> Directions:
The complete listing should be restated exactly.

> Working data:
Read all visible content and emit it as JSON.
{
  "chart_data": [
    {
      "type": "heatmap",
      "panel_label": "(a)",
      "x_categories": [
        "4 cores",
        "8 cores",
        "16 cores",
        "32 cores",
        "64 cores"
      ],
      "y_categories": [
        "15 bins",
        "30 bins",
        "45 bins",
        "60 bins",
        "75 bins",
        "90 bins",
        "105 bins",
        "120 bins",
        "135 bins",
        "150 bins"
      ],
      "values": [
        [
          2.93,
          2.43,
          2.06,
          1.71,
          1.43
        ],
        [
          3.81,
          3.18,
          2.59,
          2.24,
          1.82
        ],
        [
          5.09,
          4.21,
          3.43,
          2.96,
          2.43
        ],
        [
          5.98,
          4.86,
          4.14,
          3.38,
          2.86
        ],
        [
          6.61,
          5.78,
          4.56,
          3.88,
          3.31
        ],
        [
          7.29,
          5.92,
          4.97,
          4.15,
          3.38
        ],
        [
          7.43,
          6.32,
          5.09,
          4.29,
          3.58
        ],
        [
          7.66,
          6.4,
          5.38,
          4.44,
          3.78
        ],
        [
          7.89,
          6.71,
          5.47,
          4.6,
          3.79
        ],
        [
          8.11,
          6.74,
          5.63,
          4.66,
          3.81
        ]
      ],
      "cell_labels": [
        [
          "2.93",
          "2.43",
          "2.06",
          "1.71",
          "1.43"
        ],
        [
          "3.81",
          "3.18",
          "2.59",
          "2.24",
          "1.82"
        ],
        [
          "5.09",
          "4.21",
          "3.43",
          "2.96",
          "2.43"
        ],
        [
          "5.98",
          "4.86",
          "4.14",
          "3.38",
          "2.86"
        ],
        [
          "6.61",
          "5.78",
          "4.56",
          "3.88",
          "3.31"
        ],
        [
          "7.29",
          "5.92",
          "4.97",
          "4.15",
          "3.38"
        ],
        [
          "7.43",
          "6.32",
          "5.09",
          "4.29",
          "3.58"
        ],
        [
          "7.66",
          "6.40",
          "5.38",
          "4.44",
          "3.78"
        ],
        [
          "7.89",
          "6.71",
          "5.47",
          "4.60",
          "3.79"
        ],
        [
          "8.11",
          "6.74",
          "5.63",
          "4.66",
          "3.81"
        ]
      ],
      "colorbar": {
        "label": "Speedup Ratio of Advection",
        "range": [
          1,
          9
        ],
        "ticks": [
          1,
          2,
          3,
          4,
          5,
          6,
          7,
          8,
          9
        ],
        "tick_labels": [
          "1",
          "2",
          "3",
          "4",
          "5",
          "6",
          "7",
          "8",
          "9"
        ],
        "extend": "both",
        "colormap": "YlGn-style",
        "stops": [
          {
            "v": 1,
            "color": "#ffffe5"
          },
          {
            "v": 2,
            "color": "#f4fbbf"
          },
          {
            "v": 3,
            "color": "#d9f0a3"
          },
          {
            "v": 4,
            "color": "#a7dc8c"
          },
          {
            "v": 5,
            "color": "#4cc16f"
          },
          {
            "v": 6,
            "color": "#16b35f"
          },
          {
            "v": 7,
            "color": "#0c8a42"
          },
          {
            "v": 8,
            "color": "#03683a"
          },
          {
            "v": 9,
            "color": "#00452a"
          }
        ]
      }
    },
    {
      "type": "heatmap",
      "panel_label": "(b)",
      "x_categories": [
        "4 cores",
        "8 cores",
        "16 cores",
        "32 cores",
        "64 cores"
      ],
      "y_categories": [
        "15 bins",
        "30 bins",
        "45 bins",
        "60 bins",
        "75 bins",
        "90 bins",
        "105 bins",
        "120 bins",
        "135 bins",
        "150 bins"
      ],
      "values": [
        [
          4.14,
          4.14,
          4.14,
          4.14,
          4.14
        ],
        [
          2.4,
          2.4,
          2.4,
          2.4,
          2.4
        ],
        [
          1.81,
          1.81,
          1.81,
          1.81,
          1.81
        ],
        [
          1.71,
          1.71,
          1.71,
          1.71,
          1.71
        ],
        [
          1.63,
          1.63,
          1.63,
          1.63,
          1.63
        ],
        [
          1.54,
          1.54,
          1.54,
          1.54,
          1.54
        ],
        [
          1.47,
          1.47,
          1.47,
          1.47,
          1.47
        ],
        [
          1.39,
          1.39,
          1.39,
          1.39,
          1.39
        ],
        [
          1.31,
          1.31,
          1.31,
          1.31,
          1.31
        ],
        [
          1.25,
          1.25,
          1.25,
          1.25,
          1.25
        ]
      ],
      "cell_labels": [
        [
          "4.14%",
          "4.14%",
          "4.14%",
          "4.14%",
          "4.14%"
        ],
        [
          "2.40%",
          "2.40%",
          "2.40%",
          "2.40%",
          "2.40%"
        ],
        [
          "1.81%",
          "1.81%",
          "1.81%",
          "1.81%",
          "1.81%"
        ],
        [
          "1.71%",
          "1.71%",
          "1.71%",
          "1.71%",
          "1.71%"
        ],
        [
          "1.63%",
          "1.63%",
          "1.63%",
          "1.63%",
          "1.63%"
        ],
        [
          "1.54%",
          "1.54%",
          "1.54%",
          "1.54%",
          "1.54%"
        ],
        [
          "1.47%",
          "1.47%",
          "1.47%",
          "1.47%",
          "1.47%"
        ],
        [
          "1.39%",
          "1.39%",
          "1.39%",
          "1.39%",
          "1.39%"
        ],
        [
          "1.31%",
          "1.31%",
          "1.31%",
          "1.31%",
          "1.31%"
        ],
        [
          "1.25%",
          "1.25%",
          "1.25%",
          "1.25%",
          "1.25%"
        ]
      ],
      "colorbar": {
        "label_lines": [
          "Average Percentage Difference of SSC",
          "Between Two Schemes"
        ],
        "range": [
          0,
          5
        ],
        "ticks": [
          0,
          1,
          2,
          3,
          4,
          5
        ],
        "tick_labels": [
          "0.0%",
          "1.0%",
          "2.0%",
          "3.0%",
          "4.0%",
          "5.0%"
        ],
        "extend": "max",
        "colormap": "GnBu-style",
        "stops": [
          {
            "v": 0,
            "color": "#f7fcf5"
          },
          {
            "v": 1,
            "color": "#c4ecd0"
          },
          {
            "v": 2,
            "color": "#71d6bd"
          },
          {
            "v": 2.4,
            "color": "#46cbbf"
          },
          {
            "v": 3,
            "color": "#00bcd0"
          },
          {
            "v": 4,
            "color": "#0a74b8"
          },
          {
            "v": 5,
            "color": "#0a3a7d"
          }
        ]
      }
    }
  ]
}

> Exercise response:
Read all visible content and emit it as JSON.
{
  "chart_data": [
    {
      "type": "heatmap",
      "panel_label": "(a)",
      "x_categories": [
        "4 cores",
        "8 cores",
        "16 cores",
        "32 cores",
        "64 cores"
      ],
      "y_categories": [
        "15 bins",
        "30 bins",
        "45 bins",
        "60 bins",
        "75 bins",
        "90 bins",
        "105 bins",
        "120 bins",
        "135 bins",
        "150 bins"
      ],
      "values": [
        [
          2.93,
          2.43,
          2.06,
          1.71,
          1.43
        ],
        [
          3.81,
          3.18,
          2.59,
          2.24,
          1.82
        ],
        [
          5.09,
          4.21,
          3.43,
          2.96,
          2.43
        ],
        [
          5.98,
          4.86,
          4.14,
          3.38,
          2.86
        ],
        [
          6.61,
          5.78,
          4.56,
          3.88,
          3.31
        ],
        [
          7.29,
          5.92,
          4.97,
          4.15,
          3.38
        ],
        [
          7.43,
          6.32,
          5.09,
          4.29,
          3.58
        ],
        [
          7.66,
          6.4,
          5.38,
          4.44,
          3.78
        ],
        [
          7.89,
          6.71,
          5.47,
          4.6,
          3.79
        ],
        [
          8.11,
          6.74,
          5.63,
          4.66,
          3.81
        ]
      ],
      "cell_labels": [
        [
          "2.93",
          "2.43",
          "2.06",
          "1.71",
          "1.43"
        ],
        [
          "3.81",
          "3.18",
          "2.59",
          "2.24",
          "1.82"
        ],
        [
          "5.09",
          "4.21",
          "3.43",
          "2.96",
          "2.43"
        ],
        [
          "5.98",
          "4.86",
          "4.14",
          "3.38",
          "2.86"
        ],
        [
          "6.61",
          "5.78",
          "4.56",
          "3.88",
          "3.31"
        ],
        [
          "7.29",
          "5.92",
          "4.97",
          "4.15",
          "3.38"
        ],
        [
          "7.43",
          "6.32",
          "5.09",
          "4.29",
          "3.58"
        ],
        [
          "7.66",
          "6.40",
          "5.38",
          "4.44",
          "3.78"
        ],
        [
          "7.89",
          "6.71",
          "5.47",
          "4.60",
          "3.79"
        ],
        [
          "8.11",
          "6.74",
          "5.63",
          "4.66",
          "3.81"
        ]
      ],
      "colorbar": {
        "label": "Speedup Ratio of Advection",
        "range": [
          1,
          9
        ],
        "ticks": [
          1,
          2,
          3,
          4,
          5,
          6,
          7,
          8,
          9
        ],
        "tick_labels": [
          "1",
          "2",
          "3",
          "4",
          "5",
          "6",
          "7",
          "8",
          "9"
        ],
        "extend": "both",
        "colormap": "YlGn-style",
        "stops": [
          {
            "v": 1,
            "color": "#ffffe5"
          },
          {
            "v": 2,
            "color": "#f4fbbf"
          },
          {
            "v": 3,
            "color": "#d9f0a3"
          },
          {
            "v": 4,
            "color": "#a7dc8c"
          },
          {
            "v": 5,
            "color": "#4cc16f"
          },
          {
            "v": 6,
            "color": "#16b35f"
          },
          {
            "v": 7,
            "color": "#0c8a42"
          },
          {
            "v": 8,
            "color": "#03683a"
          },
          {
            "v": 9,
            "color": "#00452a"
          }
        ]
      }
    },
    {
      "type": "heatmap",
      "panel_label": "(b)",
      "x_categories": [
        "4 cores",
        "8 cores",
        "16 cores",
        "32 cores",
        "64 cores"
      ],
      "y_categories": [
        "15 bins",
        "30 bins",
        "45 bins",
        "60 bins",
        "75 bins",
        "90 bins",
        "105 bins",
        "120 bins",
        "135 bins",
        "150 bins"
      ],
      "values": [
        [
          4.14,
          4.14,
          4.14,
          4.14,
          4.14
        ],
        [
          2.4,
          2.4,
          2.4,
          2.4,
          2.4
        ],
        [
          1.81,
          1.81,
          1.81,
          1.81,
          1.81
        ],
        [
          1.71,
          1.71,
          1.71,
          1.71,
          1.71
        ],
        [
          1.63,
          1.63,
          1.63,
          1.63,
          1.63
        ],
        [
          1.54,
          1.54,
          1.54,
          1.54,
          1.54
        ],
        [
          1.47,
          1.47,
          1.47,
          1.47,
          1.47
        ],
        [
          1.39,
          1.39,
          1.39,
          1.39,
          1.39
        ],
        [
          1.31,
          1.31,
          1.31,
          1.31,
          1.31
        ],
        [
          1.25,
          1.25,
          1.25,
          1.25,
          1.25
        ]
      ],
      "cell_labels": [
        [
          "4.14%",
          "4.14%",
          "4.14%",
          "4.14%",
          "4.14%"
        ],
        [
          "2.40%",
          "2.40%",
          "2.40%",
          "2.40%",
          "2.40%"
        ],
        [
          "1.81%",
          "1.81%",
          "1.81%",
          "1.81%",
          "1.81%"
        ],
        [
          "1.71%",
          "1.71%",
          "1.71%",
          "1.71%",
          "1.71%"
        ],
        [
          "1.63%",
          "1.63%",
          "1.63%",
          "1.63%",
          "1.63%"
        ],
        [
          "1.54%",
          "1.54%",
          "1.54%",
          "1.54%",
          "1.54%"
        ],
        [
          "1.47%",
          "1.47%",
          "1.47%",
          "1.47%",
          "1.47%"
        ],
        [
          "1.39%",
          "1.39%",
          "1.39%",
          "1.39%",
          "1.39%"
        ],
        [
          "1.31%",
          "1.31%",
          "1.31%",
          "1.31%",
          "1.31%"
        ],
        [
          "1.25%",
          "1.25%",
          "1.25%",
          "1.25%",
          "1.25%"
        ]
      ],
      "colorbar": {
        "label_lines": [
          "Average Percentage Difference of SSC",
          "Between Two Schemes"
        ],
        "range": [
          0,
          5
        ],
        "ticks": [
          0,
          1,
          2,
          3,
          4,
          5
        ],
        "tick_labels": [
          "0.0%",
          "1.0%",
          "2.0%",
          "3.0%",
          "4.0%",
          "5.0%"
        ],
        "extend": "max",
        "colormap": "GnBu-style",
        "stops": [
          {
            "v": 0,
            "color": "#f7fcf5"
          },
          {
            "v": 1,
            "color": "#c4ecd0"
          },
          {
            "v": 2,
            "color": "#71d6bd"
          },
          {
            "v": 2.4,
            "color": "#46cbbf"
          },
          {
            "v": 3,
            "color": "#00bcd0"
          },
          {
            "v": 4,
            "color": "#0a74b8"
          },
          {
            "v": 5,
            "color": "#0a3a7d"
          }
        ]
      }
    }
  ]
}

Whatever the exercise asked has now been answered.